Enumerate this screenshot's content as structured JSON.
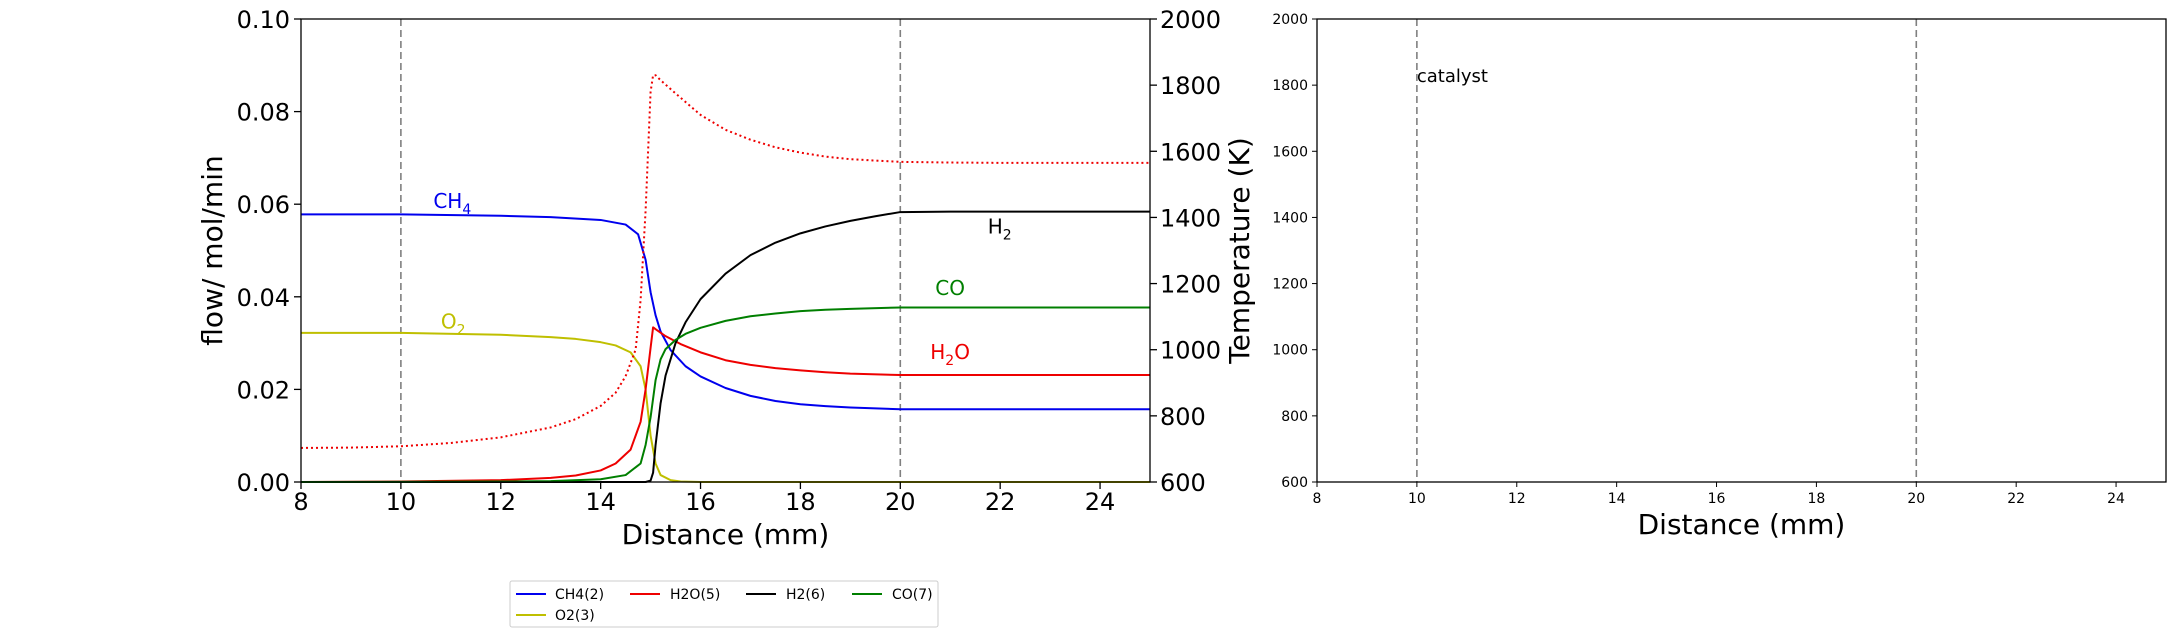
{
  "figure": {
    "background": "#ffffff"
  },
  "chart_data": [
    {
      "type": "line",
      "title": "",
      "xlabel": "Distance (mm)",
      "ylabel": "flow/ mol/min",
      "y2label": "Temperature (K)",
      "xlim": [
        8,
        25
      ],
      "ylim": [
        0,
        0.1
      ],
      "y2lim": [
        600,
        2000
      ],
      "xticks": [
        "8",
        "10",
        "12",
        "14",
        "16",
        "18",
        "20",
        "22",
        "24"
      ],
      "yticks": [
        "0.00",
        "0.02",
        "0.04",
        "0.06",
        "0.08",
        "0.10"
      ],
      "y2ticks": [
        "600",
        "800",
        "1000",
        "1200",
        "1400",
        "1600",
        "1800",
        "2000"
      ],
      "vlines": [
        10,
        20
      ],
      "grid": false,
      "legend": {
        "placement": "below chart",
        "entries": [
          {
            "label": "CH4(2)",
            "color": "#0000ee"
          },
          {
            "label": "H2O(5)",
            "color": "#ee0000"
          },
          {
            "label": "H2(6)",
            "color": "#000000"
          },
          {
            "label": "CO(7)",
            "color": "#007f00"
          },
          {
            "label": "O2(3)",
            "color": "#bfbf00"
          }
        ]
      },
      "annotations": [
        {
          "base": "CH",
          "sub": "4",
          "tail": "",
          "color": "#0000ee",
          "x": 10.65,
          "y": 0.0592
        },
        {
          "base": "O",
          "sub": "2",
          "tail": "",
          "color": "#bfbf00",
          "x": 10.8,
          "y": 0.0332
        },
        {
          "base": "H",
          "sub": "2",
          "tail": "",
          "color": "#000000",
          "x": 21.75,
          "y": 0.0537
        },
        {
          "base": "CO",
          "sub": "",
          "tail": "",
          "color": "#007f00",
          "x": 20.7,
          "y": 0.0404
        },
        {
          "base": "H",
          "sub": "2",
          "tail": "O",
          "color": "#ee0000",
          "x": 20.6,
          "y": 0.0266
        }
      ],
      "series": [
        {
          "name": "CH4(2)",
          "color": "#0000ee",
          "axis": "left",
          "dash": "",
          "x": [
            8,
            10,
            12,
            13,
            14,
            14.5,
            14.75,
            14.9,
            15.0,
            15.1,
            15.2,
            15.4,
            15.7,
            16,
            16.5,
            17,
            17.5,
            18,
            18.5,
            19,
            20,
            21,
            22,
            23,
            24,
            25
          ],
          "y": [
            0.0578,
            0.0578,
            0.0575,
            0.0572,
            0.0566,
            0.0556,
            0.0535,
            0.048,
            0.041,
            0.036,
            0.0325,
            0.0285,
            0.025,
            0.0228,
            0.0203,
            0.0186,
            0.0175,
            0.0168,
            0.0164,
            0.0161,
            0.0157,
            0.0157,
            0.0157,
            0.0157,
            0.0157,
            0.0157
          ]
        },
        {
          "name": "O2(3)",
          "color": "#bfbf00",
          "axis": "left",
          "dash": "",
          "x": [
            8,
            10,
            12,
            13,
            13.5,
            14,
            14.3,
            14.6,
            14.8,
            14.9,
            15.0,
            15.1,
            15.2,
            15.4,
            15.6,
            16,
            18,
            20,
            25
          ],
          "y": [
            0.0322,
            0.0322,
            0.0318,
            0.0313,
            0.0309,
            0.0302,
            0.0295,
            0.028,
            0.025,
            0.02,
            0.01,
            0.004,
            0.0015,
            0.0004,
            0.0001,
            0,
            0,
            0,
            0
          ]
        },
        {
          "name": "H2O(5)",
          "color": "#ee0000",
          "axis": "left",
          "dash": "",
          "x": [
            8,
            10,
            12,
            13,
            13.5,
            14,
            14.3,
            14.6,
            14.8,
            14.9,
            15.0,
            15.05,
            15.1,
            15.3,
            15.6,
            16,
            16.5,
            17,
            17.5,
            18,
            18.5,
            19,
            20,
            21,
            22,
            23,
            24,
            25
          ],
          "y": [
            0,
            0.0001,
            0.0004,
            0.0009,
            0.0014,
            0.0025,
            0.004,
            0.007,
            0.013,
            0.02,
            0.029,
            0.0334,
            0.033,
            0.0315,
            0.0298,
            0.028,
            0.0263,
            0.0253,
            0.0246,
            0.0241,
            0.0237,
            0.0234,
            0.0231,
            0.0231,
            0.0231,
            0.0231,
            0.0231,
            0.0231
          ]
        },
        {
          "name": "H2(6)",
          "color": "#000000",
          "axis": "left",
          "dash": "",
          "x": [
            8,
            12,
            14,
            14.9,
            15.0,
            15.05,
            15.1,
            15.2,
            15.3,
            15.5,
            15.7,
            16,
            16.5,
            17,
            17.5,
            18,
            18.5,
            19,
            19.5,
            20,
            21,
            22,
            23,
            24,
            25
          ],
          "y": [
            0,
            0,
            0,
            0,
            0.0003,
            0.002,
            0.008,
            0.017,
            0.023,
            0.03,
            0.0345,
            0.0395,
            0.045,
            0.049,
            0.0517,
            0.0537,
            0.0552,
            0.0564,
            0.0574,
            0.0583,
            0.0584,
            0.0584,
            0.0584,
            0.0584,
            0.0584
          ]
        },
        {
          "name": "CO(7)",
          "color": "#007f00",
          "axis": "left",
          "dash": "",
          "x": [
            8,
            12,
            13,
            14,
            14.5,
            14.8,
            14.9,
            15.0,
            15.1,
            15.2,
            15.3,
            15.5,
            15.7,
            16,
            16.5,
            17,
            17.5,
            18,
            18.5,
            19,
            20,
            21,
            22,
            23,
            24,
            25
          ],
          "y": [
            0,
            0.0001,
            0.0002,
            0.0006,
            0.0015,
            0.004,
            0.008,
            0.014,
            0.022,
            0.0265,
            0.0287,
            0.0307,
            0.032,
            0.0333,
            0.0348,
            0.0358,
            0.0364,
            0.0369,
            0.0372,
            0.0374,
            0.0377,
            0.0377,
            0.0377,
            0.0377,
            0.0377,
            0.0377
          ]
        },
        {
          "name": "",
          "color": "#ee0000",
          "axis": "right",
          "dash": "2,3",
          "x": [
            8,
            9,
            10,
            11,
            12,
            13,
            13.5,
            14,
            14.3,
            14.5,
            14.7,
            14.8,
            14.9,
            15.0,
            15.05,
            15.1,
            15.2,
            15.5,
            16,
            16.5,
            17,
            17.5,
            18,
            18.5,
            19,
            20,
            21,
            22,
            23,
            24,
            25
          ],
          "y": [
            703,
            704,
            708,
            718,
            735,
            765,
            790,
            830,
            870,
            920,
            1000,
            1150,
            1420,
            1780,
            1830,
            1830,
            1815,
            1775,
            1710,
            1665,
            1635,
            1612,
            1596,
            1584,
            1576,
            1568,
            1566,
            1565,
            1565,
            1565,
            1565
          ]
        }
      ]
    },
    {
      "type": "line",
      "title": "",
      "xlabel": "Distance (mm)",
      "ylabel": "",
      "xlim": [
        8,
        25
      ],
      "ylim": [
        600,
        2000
      ],
      "xticks": [
        "8",
        "10",
        "12",
        "14",
        "16",
        "18",
        "20",
        "22",
        "24"
      ],
      "yticks": [
        "600",
        "800",
        "1000",
        "1200",
        "1400",
        "1600",
        "1800",
        "2000"
      ],
      "vlines": [
        10,
        20
      ],
      "grid": false,
      "annotation": {
        "text": "catalyst",
        "x": 10,
        "y": 1810
      },
      "series": []
    }
  ]
}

▶ **EXERCISE**
From the data above, work out how many lines contain the string "name" and reply with only the number.

▶ **THE ANSWER**
6